* start Supplied records *

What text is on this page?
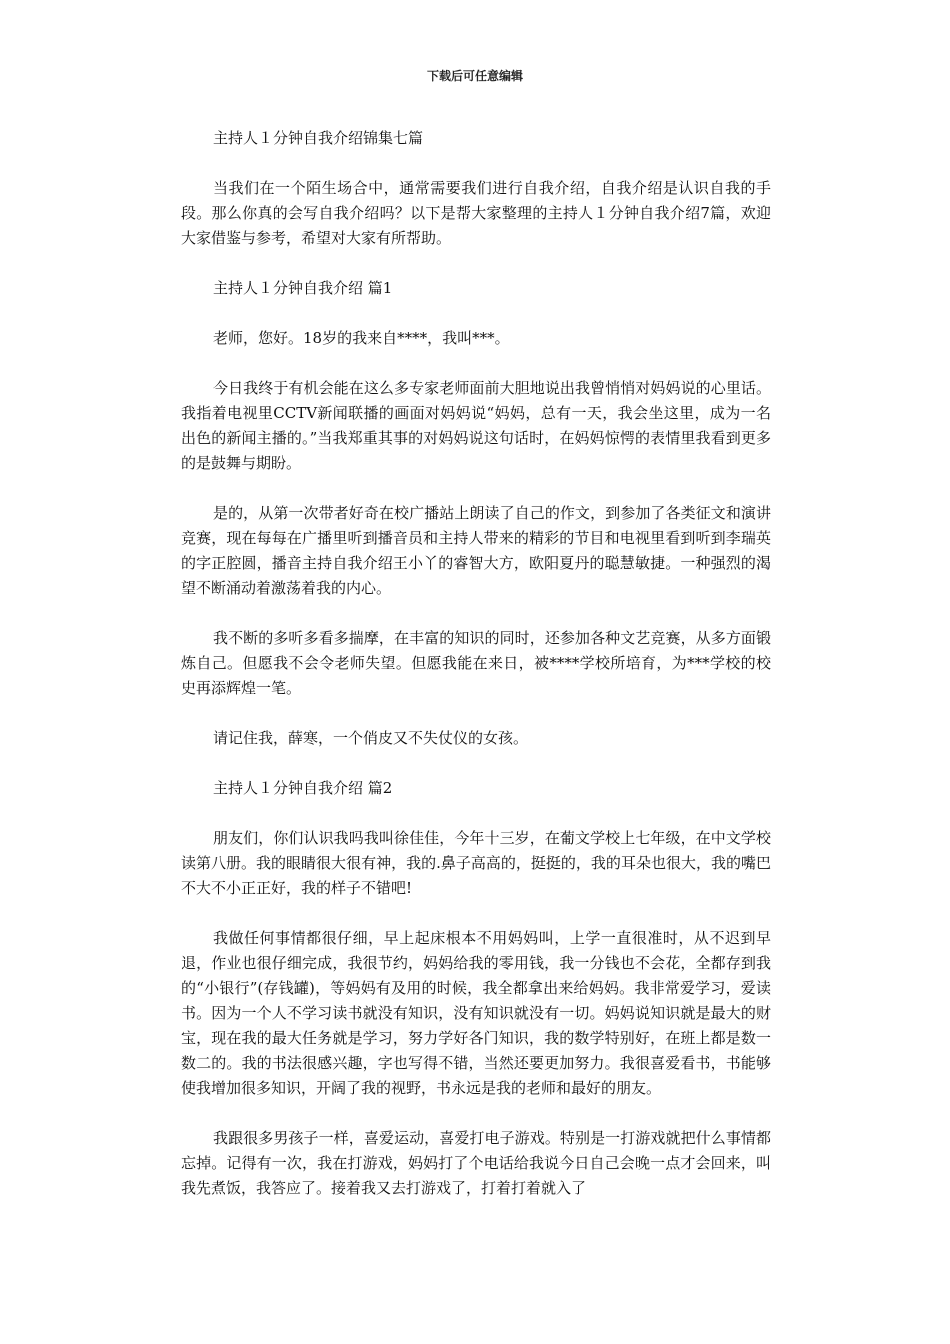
下载后可任意编辑

主持人１分钟自我介绍锦集七篇

当我们在一个陌生场合中，通常需要我们进行自我介绍，自我介绍是认识自我的手段。那么你真的会写自我介绍吗？以下是帮大家整理的主持人１分钟自我介绍7篇，欢迎大家借鉴与参考，希望对大家有所帮助。

主持人１分钟自我介绍 篇1

老师，您好。18岁的我来自****，我叫***。

今日我终于有机会能在这么多专家老师面前大胆地说出我曾悄悄对妈妈说的心里话。我指着电视里CCTV新闻联播的画面对妈妈说“妈妈，总有一天，我会坐这里，成为一名出色的新闻主播的。”当我郑重其事的对妈妈说这句话时，在妈妈惊愕的表情里我看到更多的是鼓舞与期盼。

是的，从第一次带者好奇在校广播站上朗读了自己的作文，到参加了各类征文和演讲竞赛，现在每每在广播里听到播音员和主持人带来的精彩的节目和电视里看到听到李瑞英的字正腔圆，播音主持自我介绍王小丫的睿智大方，欧阳夏丹的聪慧敏捷。一种强烈的渴望不断涌动着激荡着我的内心。

我不断的多听多看多揣摩，在丰富的知识的同时，还参加各种文艺竞赛，从多方面锻炼自己。但愿我不会令老师失望。但愿我能在来日，被****学校所培育，为***学校的校史再添辉煌一笔。

请记住我，薛寒，一个俏皮又不失仗仪的女孩。

主持人１分钟自我介绍 篇2

朋友们，你们认识我吗我叫徐佳佳，今年十三岁，在葡文学校上七年级，在中文学校读第八册。我的眼睛很大很有神，我的.鼻子高高的，挺挺的，我的耳朵也很大，我的嘴巴不大不小正正好，我的样子不错吧!

我做任何事情都很仔细，早上起床根本不用妈妈叫，上学一直很准时，从不迟到早退，作业也很仔细完成，我很节约，妈妈给我的零用钱，我一分钱也不会花，全都存到我的“小银行”(存钱罐)，等妈妈有及用的时候，我全都拿出来给妈妈。我非常爱学习，爱读书。因为一个人不学习读书就没有知识，没有知识就没有一切。妈妈说知识就是最大的财宝，现在我的最大任务就是学习，努力学好各门知识，我的数学特别好，在班上都是数一数二的。我的书法很感兴趣，字也写得不错，当然还要更加努力。我很喜爱看书，书能够使我增加很多知识，开阔了我的视野，书永远是我的老师和最好的朋友。

我跟很多男孩子一样，喜爱运动，喜爱打电子游戏。特别是一打游戏就把什么事情都忘掉。记得有一次，我在打游戏，妈妈打了个电话给我说今日自己会晚一点才会回来，叫我先煮饭，我答应了。接着我又去打游戏了，打着打着就入了
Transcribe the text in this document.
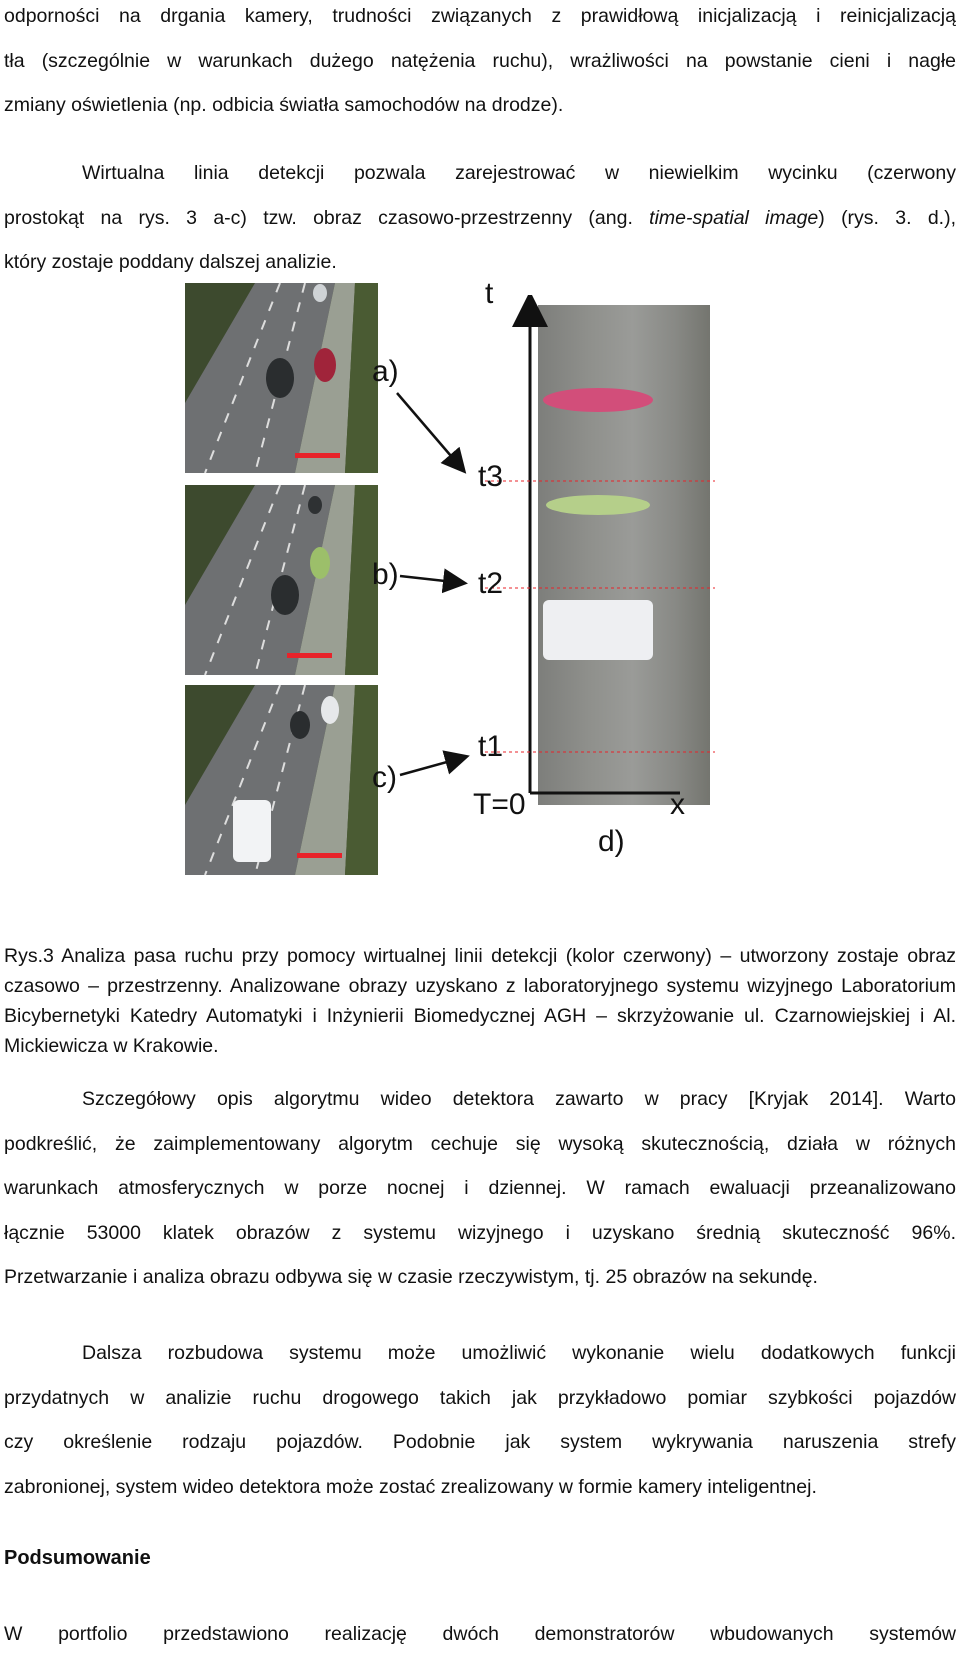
odporności na drgania kamery, trudności związanych z prawidłową inicjalizacją i reinicjalizacją
tła (szczególnie w warunkach dużego natężenia ruchu), wrażliwości na powstanie cieni i nagłe
zmiany oświetlenia (np. odbicia światła samochodów na drodze).
Wirtualna linia detekcji pozwala zarejestrować w niewielkim wycinku (czerwony
prostokąt na rys. 3 a-c) tzw. obraz czasowo-przestrzenny (ang. time-spatial image) (rys. 3. d.),
który zostaje poddany dalszej analizie.
a)
b)
c)
t
t3
t2
t1
T=0	x
d)
Rys.3 Analiza pasa ruchu przy pomocy wirtualnej linii detekcji (kolor czerwony) – utworzony zostaje obraz czasowo – przestrzenny. Analizowane obrazy uzyskano z laboratoryjnego systemu wizyjnego Laboratorium Bicybernetyki Katedry Automatyki i Inżynierii Biomedycznej AGH – skrzyżowanie ul. Czarnowiejskiej i Al. Mickiewicza w Krakowie.
Szczegółowy opis algorytmu wideo detektora zawarto w pracy [Kryjak 2014]. Warto
podkreślić, że zaimplementowany algorytm cechuje się wysoką skutecznością, działa w różnych
warunkach atmosferycznych w porze nocnej i dziennej. W ramach ewaluacji przeanalizowano
łącznie 53000 klatek obrazów z systemu wizyjnego i uzyskano średnią skuteczność 96%.
Przetwarzanie i analiza obrazu odbywa się w czasie rzeczywistym, tj. 25 obrazów na sekundę.
Dalsza rozbudowa systemu może umożliwić wykonanie wielu dodatkowych funkcji
przydatnych w analizie ruchu drogowego takich jak przykładowo pomiar szybkości pojazdów
czy określenie rodzaju pojazdów. Podobnie jak system wykrywania naruszenia strefy
zabronionej, system wideo detektora może zostać zrealizowany w formie kamery inteligentnej.
Podsumowanie
W portfolio przedstawiono realizację dwóch demonstratorów wbudowanych systemów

* end Supplied records *

Read through the data and copy every line where "zostaje" shows up.

który zostaje poddany dalszej analizie.
Rys.3 Analiza pasa ruchu przy pomocy wirtualnej linii detekcji (kolor czerwony) – utworzony zostaje obraz czasowo – przestrzenny. Analizowane obrazy uzyskano z laboratoryjnego systemu wizyjnego Laboratorium Bicybernetyki Katedry Automatyki i Inżynierii Biomedycznej AGH – skrzyżowanie ul. Czarnowiejskiej i Al. Mickiewicza w Krakowie.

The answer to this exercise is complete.